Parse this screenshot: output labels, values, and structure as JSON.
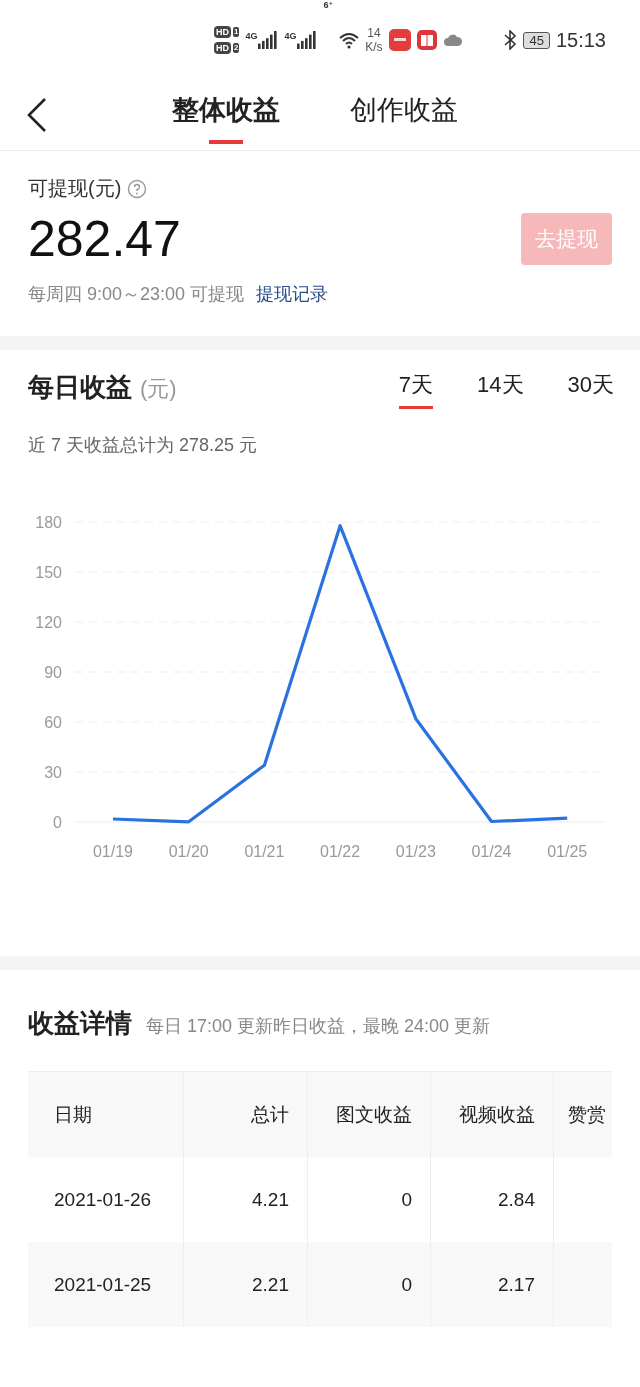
{
  "status_bar": {
    "sims": [
      {
        "badge": "HD",
        "slot": "1"
      },
      {
        "badge": "HD",
        "slot": "2"
      }
    ],
    "networks": [
      {
        "label": "4G"
      },
      {
        "label": "4G"
      }
    ],
    "wifi_label": "6⁺",
    "net_speed": [
      "14",
      "K/s"
    ],
    "battery": "45",
    "time": "15:13"
  },
  "nav": {
    "tabs": [
      {
        "label": "整体收益",
        "selected": true
      },
      {
        "label": "创作收益",
        "selected": false
      }
    ]
  },
  "balance": {
    "label": "可提现(元)",
    "amount": "282.47",
    "withdraw_button": {
      "label": "去提现",
      "disabled": true
    },
    "note": "每周四 9:00～23:00 可提现",
    "record_link": "提现记录"
  },
  "daily": {
    "title": "每日收益",
    "unit": "(元)",
    "periods": [
      {
        "label": "7天",
        "selected": true
      },
      {
        "label": "14天",
        "selected": false
      },
      {
        "label": "30天",
        "selected": false
      }
    ],
    "summary": "近 7 天收益总计为 278.25 元",
    "chart_data": {
      "type": "line",
      "categories": [
        "01/19",
        "01/20",
        "01/21",
        "01/22",
        "01/23",
        "01/24",
        "01/25"
      ],
      "series": [
        {
          "color": "#2a72e0",
          "values": [
            1.8,
            0.1,
            34,
            177.8,
            62,
            0.3,
            2.3
          ]
        }
      ],
      "ylim": [
        0,
        180
      ],
      "grid": true,
      "yticks": [
        0,
        30,
        60,
        90,
        120,
        150,
        180
      ]
    }
  },
  "details": {
    "title": "收益详情",
    "note": "每日 17:00 更新昨日收益，最晚 24:00 更新",
    "columns": [
      "日期",
      "总计",
      "图文收益",
      "视频收益",
      "赞赏"
    ],
    "rows": [
      [
        "2021-01-26",
        "4.21",
        "0",
        "2.84"
      ],
      [
        "2021-01-25",
        "2.21",
        "0",
        "2.17"
      ]
    ]
  }
}
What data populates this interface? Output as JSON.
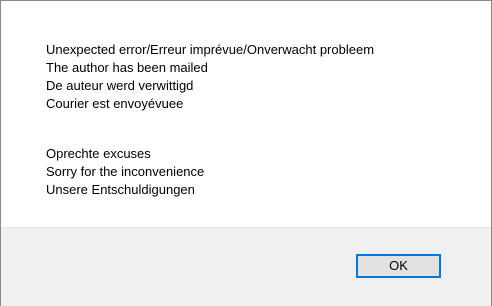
{
  "dialog": {
    "message_block_1": [
      "Unexpected error/Erreur imprévue/Onverwacht probleem",
      "The author has been mailed",
      "De auteur werd verwittigd",
      "Courier est envoyévuee"
    ],
    "message_block_2": [
      "Oprechte excuses",
      "Sorry for the inconvenience",
      "Unsere Entschuldigungen"
    ],
    "ok_label": "OK"
  },
  "colors": {
    "button_border": "#0078d7",
    "button_fill": "#e1e1e1",
    "footer_background": "#f0f0f0"
  }
}
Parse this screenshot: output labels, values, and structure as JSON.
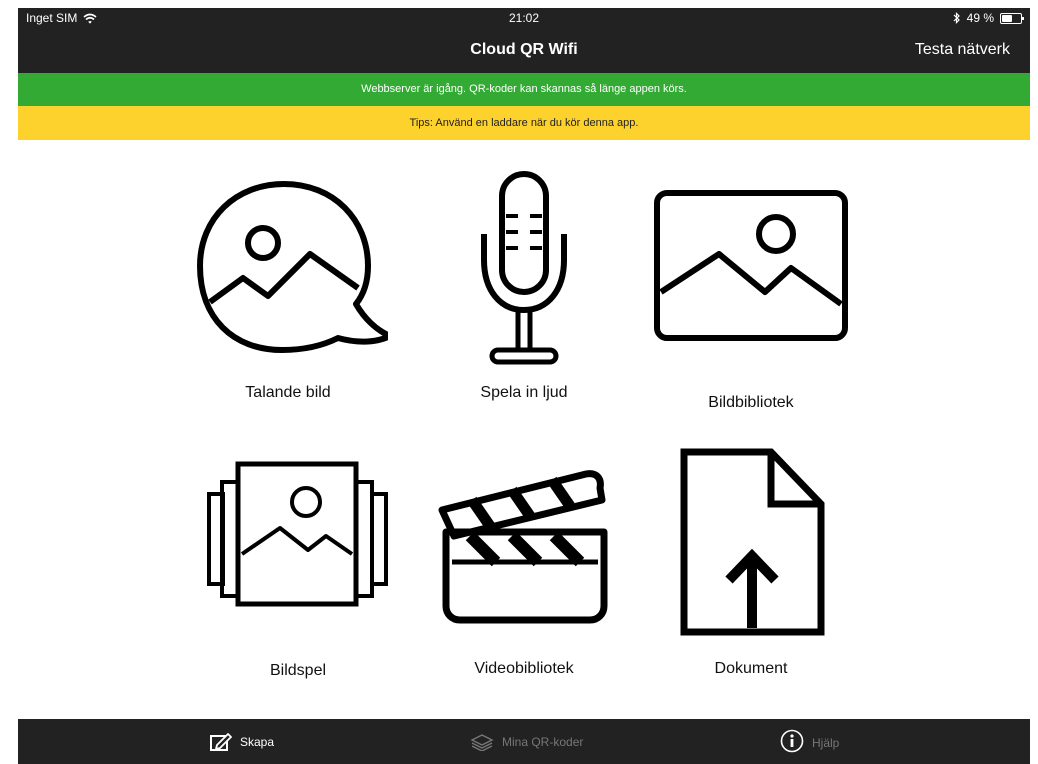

++++++++++

▶ _TASK DETAILS_
Using the material above, retype each entry exactly and omit the pictures.

▶ _FULL RESPONSE_
Parse this screenshot: output labels, values, and structure as JSON.
{
  "status_bar": {
    "sims": [
      {
        "badge": "HD",
        "slot": "1"
      },
      {
        "badge": "HD",
        "slot": "2"
      }
    ],
    "networks": [
      {
        "label": "4G"
      },
      {
        "label": "4G"
      }
    ],
    "wifi_label": "6⁺",
    "net_speed": [
      "14",
      "K/s"
    ],
    "battery": "45",
    "time": "15:13"
  },
  "nav": {
    "tabs": [
      {
        "label": "整体收益",
        "selected": true
      },
      {
        "label": "创作收益",
        "selected": false
      }
    ]
  },
  "balance": {
    "label": "可提现(元)",
    "amount": "282.47",
    "withdraw_button": {
      "label": "去提现",
      "disabled": true
    },
    "note": "每周四 9:00～23:00 可提现",
    "record_link": "提现记录"
  },
  "daily": {
    "title": "每日收益",
    "unit": "(元)",
    "periods": [
      {
        "label": "7天",
        "selected": true
      },
      {
        "label": "14天",
        "selected": false
      },
      {
        "label": "30天",
        "selected": false
      }
    ],
    "summary": "近 7 天收益总计为 278.25 元",
    "chart_data": {
      "type": "line",
      "categories": [
        "01/19",
        "01/20",
        "01/21",
        "01/22",
        "01/23",
        "01/24",
        "01/25"
      ],
      "series": [
        {
          "color": "#2a72e0",
          "values": [
            1.8,
            0.1,
            34,
            177.8,
            62,
            0.3,
            2.3
          ]
        }
      ],
      "ylim": [
        0,
        180
      ],
      "grid": true,
      "yticks": [
        0,
        30,
        60,
        90,
        120,
        150,
        180
      ]
    }
  },
  "details": {
    "title": "收益详情",
    "note": "每日 17:00 更新昨日收益，最晚 24:00 更新",
    "columns": [
      "日期",
      "总计",
      "图文收益",
      "视频收益",
      "赞赏"
    ],
    "rows": [
      [
        "2021-01-26",
        "4.21",
        "0",
        "2.84"
      ],
      [
        "2021-01-25",
        "2.21",
        "0",
        "2.17"
      ]
    ]
  }
}
What data populates this interface? Output as JSON.
{
  "dialog": {
    "message_block_1": [
      "Unexpected error/Erreur imprévue/Onverwacht probleem",
      "The author has been mailed",
      "De auteur werd verwittigd",
      "Courier est envoyévuee"
    ],
    "message_block_2": [
      "Oprechte excuses",
      "Sorry for the inconvenience",
      "Unsere Entschuldigungen"
    ],
    "ok_label": "OK"
  },
  "colors": {
    "button_border": "#0078d7",
    "button_fill": "#e1e1e1",
    "footer_background": "#f0f0f0"
  }
}
Parse this screenshot: output labels, values, and structure as JSON.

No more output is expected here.